### Excerpted passage

# All Purpose Flour - Bleached or Unbleached



## htc

Hi guys, what's the difference between these two types of flour? And can you use them interchangeably?  Does it make a HUGE difference if a recipe calls for bleached and I use unbleached?  Thx!!


----------



## Andy M.

I'd bet you won't have a problem if you use unbleached in place of bleached.


----------



## scott123

Bleaching strengthens the gluten, so if you're making bread it might rise slightly differently, but generally, I say the two are fairly interchangeable.

Unbleached flour tastes a lot better, as bleached flour has a strong chemical taste/smell.


----------



## debthecook

My mother used unbleached.
I use unbleached.
I use Hecker's


----------



## PA Baker

I always use King Arthur Unbleached for anything that calls for AP flour.  I want to add as few chemicals to my family's foods as possible (there are enough in there we can't control already!).

######

_Work to complete_
[a] Reproduce the passage in the flour thread from "I'd bet you" up to and including "are fairly interchangeable.".
[b] In the flour thread, which flour does PA Baker always use when a recipe calls for AP flour?

### Record list

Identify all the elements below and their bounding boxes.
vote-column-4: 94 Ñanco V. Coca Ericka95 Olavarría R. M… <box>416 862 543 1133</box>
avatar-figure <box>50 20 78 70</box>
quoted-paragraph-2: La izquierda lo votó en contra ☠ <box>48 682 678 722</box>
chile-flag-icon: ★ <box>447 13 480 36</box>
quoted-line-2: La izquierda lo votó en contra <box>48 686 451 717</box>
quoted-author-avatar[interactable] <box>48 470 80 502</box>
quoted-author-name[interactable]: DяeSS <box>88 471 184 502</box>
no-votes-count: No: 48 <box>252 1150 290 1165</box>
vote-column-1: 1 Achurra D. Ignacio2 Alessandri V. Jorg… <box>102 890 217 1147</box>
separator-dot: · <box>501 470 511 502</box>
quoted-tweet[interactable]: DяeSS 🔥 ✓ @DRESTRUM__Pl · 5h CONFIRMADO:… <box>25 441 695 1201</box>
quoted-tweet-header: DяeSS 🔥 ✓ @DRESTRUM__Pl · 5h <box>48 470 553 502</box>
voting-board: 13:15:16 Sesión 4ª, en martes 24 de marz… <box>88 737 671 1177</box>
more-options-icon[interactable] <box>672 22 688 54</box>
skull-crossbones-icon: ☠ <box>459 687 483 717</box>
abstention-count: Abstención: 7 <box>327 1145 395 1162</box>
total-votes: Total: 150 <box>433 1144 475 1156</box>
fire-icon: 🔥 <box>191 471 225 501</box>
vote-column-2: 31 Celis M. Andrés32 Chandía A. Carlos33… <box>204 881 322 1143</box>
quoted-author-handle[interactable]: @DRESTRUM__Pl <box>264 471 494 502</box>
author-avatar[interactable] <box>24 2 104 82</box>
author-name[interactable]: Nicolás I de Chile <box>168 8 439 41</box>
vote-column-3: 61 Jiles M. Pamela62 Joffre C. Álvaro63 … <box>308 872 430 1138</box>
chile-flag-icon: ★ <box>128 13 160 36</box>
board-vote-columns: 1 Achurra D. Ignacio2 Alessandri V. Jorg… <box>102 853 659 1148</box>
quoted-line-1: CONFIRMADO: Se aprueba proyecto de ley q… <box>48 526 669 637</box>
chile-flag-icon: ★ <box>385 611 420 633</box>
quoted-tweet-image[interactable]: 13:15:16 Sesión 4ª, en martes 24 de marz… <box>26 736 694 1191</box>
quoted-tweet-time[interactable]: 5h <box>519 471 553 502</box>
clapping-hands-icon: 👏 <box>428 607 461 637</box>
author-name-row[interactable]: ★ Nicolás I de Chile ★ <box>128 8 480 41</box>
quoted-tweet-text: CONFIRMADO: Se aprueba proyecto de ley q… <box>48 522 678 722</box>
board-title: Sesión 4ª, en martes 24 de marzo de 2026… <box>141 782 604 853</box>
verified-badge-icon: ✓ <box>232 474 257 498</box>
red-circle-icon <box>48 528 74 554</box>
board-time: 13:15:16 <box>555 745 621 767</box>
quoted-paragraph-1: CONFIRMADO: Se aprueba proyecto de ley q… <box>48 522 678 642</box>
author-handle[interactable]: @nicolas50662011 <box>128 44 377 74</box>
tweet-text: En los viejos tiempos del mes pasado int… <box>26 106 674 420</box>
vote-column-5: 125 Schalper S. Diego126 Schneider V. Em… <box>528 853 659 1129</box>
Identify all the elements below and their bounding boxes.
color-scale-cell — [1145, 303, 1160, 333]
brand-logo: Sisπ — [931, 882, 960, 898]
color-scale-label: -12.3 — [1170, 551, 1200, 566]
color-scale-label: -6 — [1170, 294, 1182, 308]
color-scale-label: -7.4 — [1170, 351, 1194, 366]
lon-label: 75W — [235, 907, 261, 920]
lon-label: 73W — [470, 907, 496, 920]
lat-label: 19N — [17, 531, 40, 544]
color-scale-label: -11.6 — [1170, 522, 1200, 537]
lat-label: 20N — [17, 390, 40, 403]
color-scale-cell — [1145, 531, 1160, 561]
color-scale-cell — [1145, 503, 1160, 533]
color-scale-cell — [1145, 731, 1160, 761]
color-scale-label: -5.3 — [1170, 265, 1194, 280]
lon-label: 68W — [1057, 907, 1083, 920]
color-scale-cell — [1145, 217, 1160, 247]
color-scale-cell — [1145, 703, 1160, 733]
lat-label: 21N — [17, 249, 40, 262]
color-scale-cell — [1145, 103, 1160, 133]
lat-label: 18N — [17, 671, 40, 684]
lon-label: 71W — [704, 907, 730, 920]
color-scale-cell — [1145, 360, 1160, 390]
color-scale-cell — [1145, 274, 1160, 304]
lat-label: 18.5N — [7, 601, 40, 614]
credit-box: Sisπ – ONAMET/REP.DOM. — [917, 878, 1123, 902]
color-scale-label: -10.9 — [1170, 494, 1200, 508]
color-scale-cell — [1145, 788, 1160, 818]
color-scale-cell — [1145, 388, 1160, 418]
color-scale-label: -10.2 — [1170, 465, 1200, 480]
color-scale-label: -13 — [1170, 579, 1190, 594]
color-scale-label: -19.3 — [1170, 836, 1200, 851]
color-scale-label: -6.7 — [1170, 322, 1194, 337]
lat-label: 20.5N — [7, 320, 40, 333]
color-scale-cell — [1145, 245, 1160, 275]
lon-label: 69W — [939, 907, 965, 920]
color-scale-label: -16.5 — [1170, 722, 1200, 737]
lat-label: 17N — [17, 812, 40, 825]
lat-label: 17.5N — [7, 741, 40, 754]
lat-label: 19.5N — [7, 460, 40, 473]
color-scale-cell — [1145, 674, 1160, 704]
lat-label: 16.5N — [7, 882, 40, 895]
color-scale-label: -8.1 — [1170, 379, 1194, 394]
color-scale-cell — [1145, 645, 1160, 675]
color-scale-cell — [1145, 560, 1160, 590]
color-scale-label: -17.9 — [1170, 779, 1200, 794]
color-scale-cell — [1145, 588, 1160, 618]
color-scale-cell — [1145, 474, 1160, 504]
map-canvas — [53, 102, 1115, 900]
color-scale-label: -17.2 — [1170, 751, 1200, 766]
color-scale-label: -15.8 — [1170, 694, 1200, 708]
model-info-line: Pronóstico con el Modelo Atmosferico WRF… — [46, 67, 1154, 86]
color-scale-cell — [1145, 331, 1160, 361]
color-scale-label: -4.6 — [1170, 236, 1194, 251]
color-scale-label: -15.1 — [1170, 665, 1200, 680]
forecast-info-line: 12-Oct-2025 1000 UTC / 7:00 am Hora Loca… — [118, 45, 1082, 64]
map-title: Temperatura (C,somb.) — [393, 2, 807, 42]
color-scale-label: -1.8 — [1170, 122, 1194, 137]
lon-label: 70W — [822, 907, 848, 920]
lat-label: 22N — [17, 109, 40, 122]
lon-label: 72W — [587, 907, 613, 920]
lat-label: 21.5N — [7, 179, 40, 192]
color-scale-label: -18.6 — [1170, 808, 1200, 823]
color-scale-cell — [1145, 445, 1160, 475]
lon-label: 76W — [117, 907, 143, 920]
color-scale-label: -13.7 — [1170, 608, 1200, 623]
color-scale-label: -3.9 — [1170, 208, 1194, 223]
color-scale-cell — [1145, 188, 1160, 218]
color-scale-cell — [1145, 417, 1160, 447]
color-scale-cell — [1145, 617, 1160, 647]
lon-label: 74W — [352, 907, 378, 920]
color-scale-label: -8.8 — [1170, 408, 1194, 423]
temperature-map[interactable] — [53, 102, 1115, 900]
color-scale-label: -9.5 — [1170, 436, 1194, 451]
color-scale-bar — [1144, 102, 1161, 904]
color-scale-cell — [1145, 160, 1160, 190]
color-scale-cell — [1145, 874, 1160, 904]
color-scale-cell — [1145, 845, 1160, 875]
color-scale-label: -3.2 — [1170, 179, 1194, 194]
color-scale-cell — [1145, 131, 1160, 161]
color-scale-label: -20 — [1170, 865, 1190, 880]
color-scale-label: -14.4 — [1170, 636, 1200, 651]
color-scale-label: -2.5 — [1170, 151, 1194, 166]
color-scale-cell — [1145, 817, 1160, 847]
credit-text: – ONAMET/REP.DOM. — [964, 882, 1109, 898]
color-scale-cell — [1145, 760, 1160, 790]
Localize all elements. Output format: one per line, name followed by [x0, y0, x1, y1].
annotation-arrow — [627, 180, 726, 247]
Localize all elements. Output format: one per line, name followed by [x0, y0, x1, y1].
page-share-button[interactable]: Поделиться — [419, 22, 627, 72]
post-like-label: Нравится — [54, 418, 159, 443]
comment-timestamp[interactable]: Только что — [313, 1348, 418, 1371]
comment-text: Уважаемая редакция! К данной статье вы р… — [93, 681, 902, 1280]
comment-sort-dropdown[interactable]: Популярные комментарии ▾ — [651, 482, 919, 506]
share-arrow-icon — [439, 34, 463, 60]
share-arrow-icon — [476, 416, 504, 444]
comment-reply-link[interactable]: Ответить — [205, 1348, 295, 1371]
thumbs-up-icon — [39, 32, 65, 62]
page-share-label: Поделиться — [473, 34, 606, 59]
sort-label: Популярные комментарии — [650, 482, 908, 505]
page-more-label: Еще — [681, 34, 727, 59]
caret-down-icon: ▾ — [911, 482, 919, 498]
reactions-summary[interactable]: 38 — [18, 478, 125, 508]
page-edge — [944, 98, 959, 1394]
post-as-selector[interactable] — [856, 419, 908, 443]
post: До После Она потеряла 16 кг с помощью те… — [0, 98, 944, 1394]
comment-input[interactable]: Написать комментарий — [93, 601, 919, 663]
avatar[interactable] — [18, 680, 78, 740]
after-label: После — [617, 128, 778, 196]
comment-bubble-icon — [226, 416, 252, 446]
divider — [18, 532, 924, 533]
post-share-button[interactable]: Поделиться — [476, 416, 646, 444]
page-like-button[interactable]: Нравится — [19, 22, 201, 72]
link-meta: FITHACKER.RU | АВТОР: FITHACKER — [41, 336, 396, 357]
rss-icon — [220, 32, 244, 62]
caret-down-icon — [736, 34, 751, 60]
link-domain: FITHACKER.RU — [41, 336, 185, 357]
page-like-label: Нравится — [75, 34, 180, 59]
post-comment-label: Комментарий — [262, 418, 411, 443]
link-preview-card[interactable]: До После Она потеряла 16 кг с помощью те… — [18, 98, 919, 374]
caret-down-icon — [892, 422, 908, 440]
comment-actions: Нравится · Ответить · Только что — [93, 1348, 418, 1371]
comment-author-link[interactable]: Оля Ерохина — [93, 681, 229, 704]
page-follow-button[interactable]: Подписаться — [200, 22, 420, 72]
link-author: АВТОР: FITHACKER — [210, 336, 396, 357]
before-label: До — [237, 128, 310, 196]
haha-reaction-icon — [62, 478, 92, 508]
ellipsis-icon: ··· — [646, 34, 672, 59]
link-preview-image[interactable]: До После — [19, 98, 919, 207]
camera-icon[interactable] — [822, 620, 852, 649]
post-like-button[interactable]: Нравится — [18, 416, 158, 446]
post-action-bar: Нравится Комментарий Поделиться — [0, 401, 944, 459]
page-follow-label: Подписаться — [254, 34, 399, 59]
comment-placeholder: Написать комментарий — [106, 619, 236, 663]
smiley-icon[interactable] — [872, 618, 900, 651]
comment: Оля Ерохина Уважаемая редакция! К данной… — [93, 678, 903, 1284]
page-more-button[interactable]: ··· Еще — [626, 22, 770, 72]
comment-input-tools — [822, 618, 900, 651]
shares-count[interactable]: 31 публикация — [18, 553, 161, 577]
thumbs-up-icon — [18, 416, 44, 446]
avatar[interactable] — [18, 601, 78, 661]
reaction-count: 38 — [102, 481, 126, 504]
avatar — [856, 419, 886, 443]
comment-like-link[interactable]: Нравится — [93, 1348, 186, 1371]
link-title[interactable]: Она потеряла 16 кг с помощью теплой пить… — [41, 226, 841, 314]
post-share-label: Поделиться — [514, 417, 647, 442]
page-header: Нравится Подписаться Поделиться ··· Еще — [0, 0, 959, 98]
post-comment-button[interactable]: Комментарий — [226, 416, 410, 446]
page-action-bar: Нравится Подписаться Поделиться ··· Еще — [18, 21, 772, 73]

######

_Answers to the tasks_
[a]
I'd bet you won't have a problem if you use unbleached in place of bleached.


----------



## scott123

Bleaching strengthens the gluten, so if you're making bread it might rise slightly differently, but generally, I say the two are fairly interchangeable.

[b] King Arthur Unbleached.